PROBLEM REQUIREMENTS: An exact copy of all the data is required, with pictures left out.

RAW DATA:
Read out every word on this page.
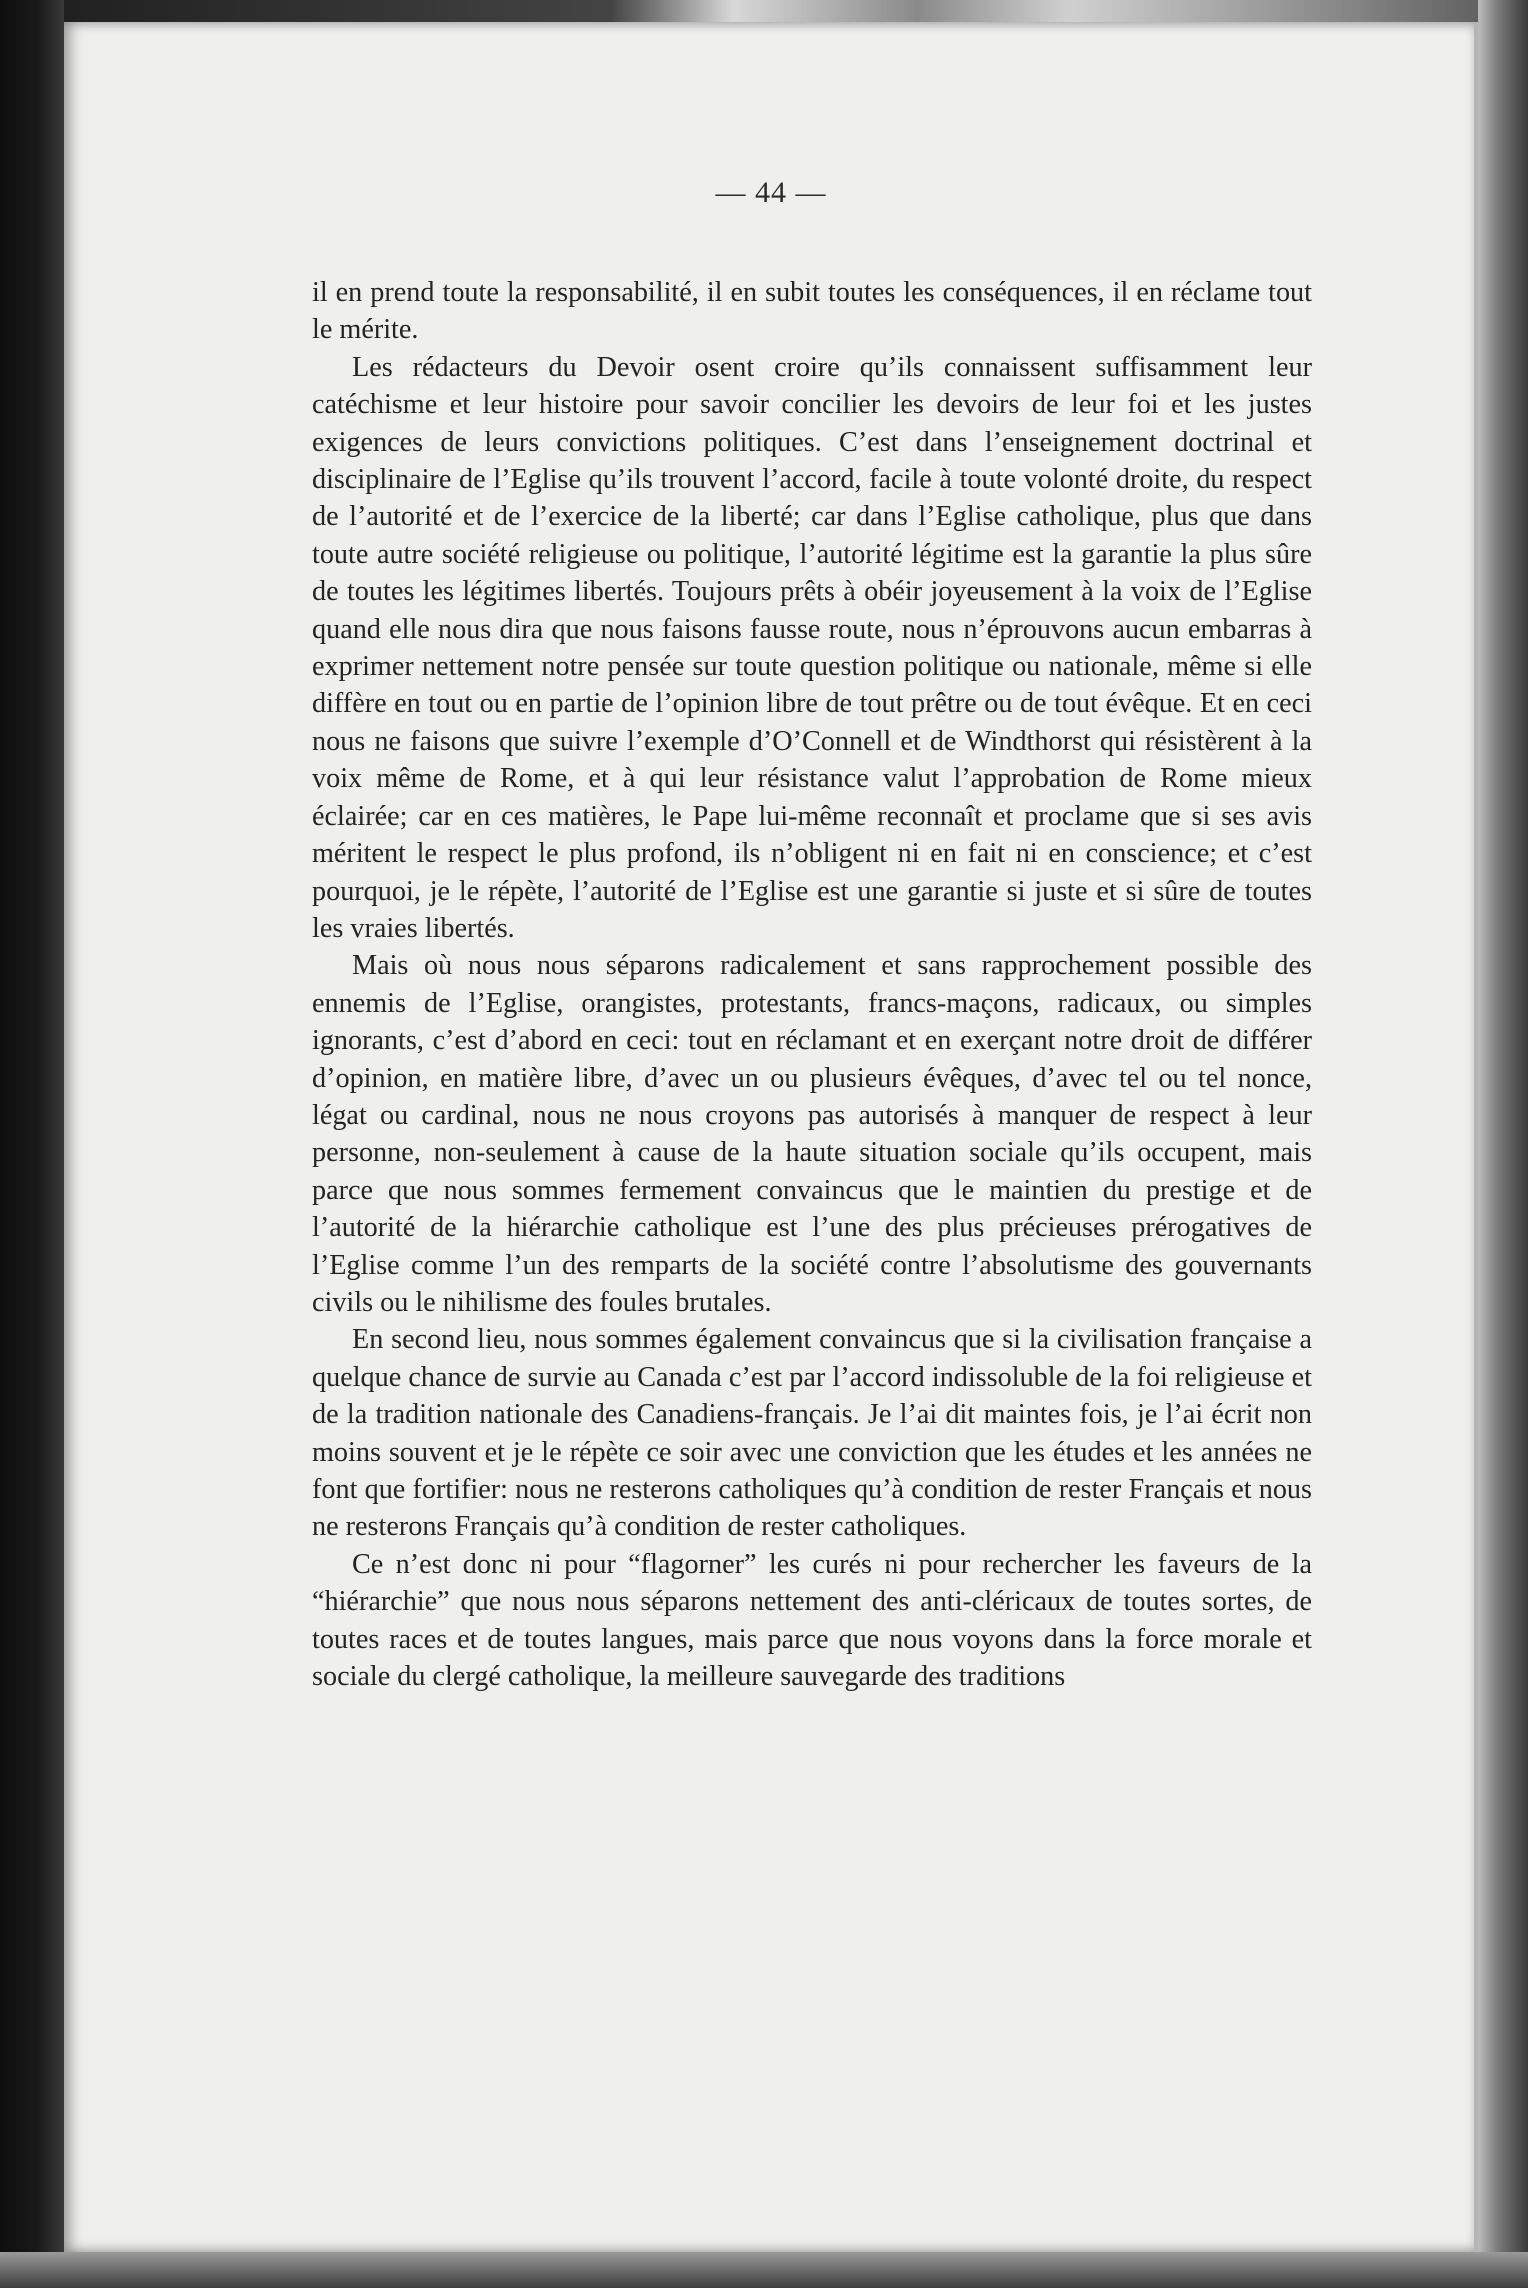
— 44 —

il en prend toute la responsabilité, il en subit toutes les conséquences, il en réclame tout le mérite.

Les rédacteurs du Devoir osent croire qu’ils connaissent suffisamment leur catéchisme et leur histoire pour savoir concilier les devoirs de leur foi et les justes exigences de leurs convictions politiques. C’est dans l’enseignement doctrinal et disciplinaire de l’Eglise qu’ils trouvent l’accord, facile à toute volonté droite, du respect de l’autorité et de l’exercice de la liberté; car dans l’Eglise catholique, plus que dans toute autre société religieuse ou politique, l’autorité légitime est la garantie la plus sûre de toutes les légitimes libertés. Toujours prêts à obéir joyeusement à la voix de l’Eglise quand elle nous dira que nous faisons fausse route, nous n’éprouvons aucun embarras à exprimer nettement notre pensée sur toute question politique ou nationale, même si elle diffère en tout ou en partie de l’opinion libre de tout prêtre ou de tout évêque. Et en ceci nous ne faisons que suivre l’exemple d’O’Connell et de Windthorst qui résistèrent à la voix même de Rome, et à qui leur résistance valut l’approbation de Rome mieux éclairée; car en ces matières, le Pape lui-même reconnaît et proclame que si ses avis méritent le respect le plus profond, ils n’obligent ni en fait ni en conscience; et c’est pourquoi, je le répète, l’autorité de l’Eglise est une garantie si juste et si sûre de toutes les vraies libertés.

Mais où nous nous séparons radicalement et sans rapprochement possible des ennemis de l’Eglise, orangistes, protestants, francs-maçons, radicaux, ou simples ignorants, c’est d’abord en ceci: tout en réclamant et en exerçant notre droit de différer d’opinion, en matière libre, d’avec un ou plusieurs évêques, d’avec tel ou tel nonce, légat ou cardinal, nous ne nous croyons pas autorisés à manquer de respect à leur personne, non-seulement à cause de la haute situation sociale qu’ils occupent, mais parce que nous sommes fermement convaincus que le maintien du prestige et de l’autorité de la hiérarchie catholique est l’une des plus précieuses prérogatives de l’Eglise comme l’un des remparts de la société contre l’absolutisme des gouvernants civils ou le nihilisme des foules brutales.

En second lieu, nous sommes également convaincus que si la civilisation française a quelque chance de survie au Canada c’est par l’accord indissoluble de la foi religieuse et de la tradition nationale des Canadiens-français. Je l’ai dit maintes fois, je l’ai écrit non moins souvent et je le répète ce soir avec une conviction que les études et les années ne font que fortifier: nous ne resterons catholiques qu’à condition de rester Français et nous ne resterons Français qu’à condition de rester catholiques.

Ce n’est donc ni pour “flagorner” les curés ni pour rechercher les faveurs de la “hiérarchie” que nous nous séparons nettement des anti-cléricaux de toutes sortes, de toutes races et de toutes langues, mais parce que nous voyons dans la force morale et sociale du clergé catholique, la meilleure sauvegarde des traditions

SOLUTION BELOW:
Read out every word on this page.
— 44 —

il en prend toute la responsabilité, il en subit toutes les conséquences, il en réclame tout le mérite.

Les rédacteurs du Devoir osent croire qu’ils connaissent suffisamment leur catéchisme et leur histoire pour savoir concilier les devoirs de leur foi et les justes exigences de leurs convictions politiques. C’est dans l’enseignement doctrinal et disciplinaire de l’Eglise qu’ils trouvent l’accord, facile à toute volonté droite, du respect de l’autorité et de l’exercice de la liberté; car dans l’Eglise catholique, plus que dans toute autre société religieuse ou politique, l’autorité légitime est la garantie la plus sûre de toutes les légitimes libertés. Toujours prêts à obéir joyeusement à la voix de l’Eglise quand elle nous dira que nous faisons fausse route, nous n’éprouvons aucun embarras à exprimer nettement notre pensée sur toute question politique ou nationale, même si elle diffère en tout ou en partie de l’opinion libre de tout prêtre ou de tout évêque. Et en ceci nous ne faisons que suivre l’exemple d’O’Connell et de Windthorst qui résistèrent à la voix même de Rome, et à qui leur résistance valut l’approbation de Rome mieux éclairée; car en ces matières, le Pape lui-même reconnaît et proclame que si ses avis méritent le respect le plus profond, ils n’obligent ni en fait ni en conscience; et c’est pourquoi, je le répète, l’autorité de l’Eglise est une garantie si juste et si sûre de toutes les vraies libertés.

Mais où nous nous séparons radicalement et sans rapprochement possible des ennemis de l’Eglise, orangistes, protestants, francs-maçons, radicaux, ou simples ignorants, c’est d’abord en ceci: tout en réclamant et en exerçant notre droit de différer d’opinion, en matière libre, d’avec un ou plusieurs évêques, d’avec tel ou tel nonce, légat ou cardinal, nous ne nous croyons pas autorisés à manquer de respect à leur personne, non-seulement à cause de la haute situation sociale qu’ils occupent, mais parce que nous sommes fermement convaincus que le maintien du prestige et de l’autorité de la hiérarchie catholique est l’une des plus précieuses prérogatives de l’Eglise comme l’un des remparts de la société contre l’absolutisme des gouvernants civils ou le nihilisme des foules brutales.

En second lieu, nous sommes également convaincus que si la civilisation française a quelque chance de survie au Canada c’est par l’accord indissoluble de la foi religieuse et de la tradition nationale des Canadiens-français. Je l’ai dit maintes fois, je l’ai écrit non moins souvent et je le répète ce soir avec une conviction que les études et les années ne font que fortifier: nous ne resterons catholiques qu’à condition de rester Français et nous ne resterons Français qu’à condition de rester catholiques.

Ce n’est donc ni pour “flagorner” les curés ni pour rechercher les faveurs de la “hiérarchie” que nous nous séparons nettement des anti-cléricaux de toutes sortes, de toutes races et de toutes langues, mais parce que nous voyons dans la force morale et sociale du clergé catholique, la meilleure sauvegarde des traditions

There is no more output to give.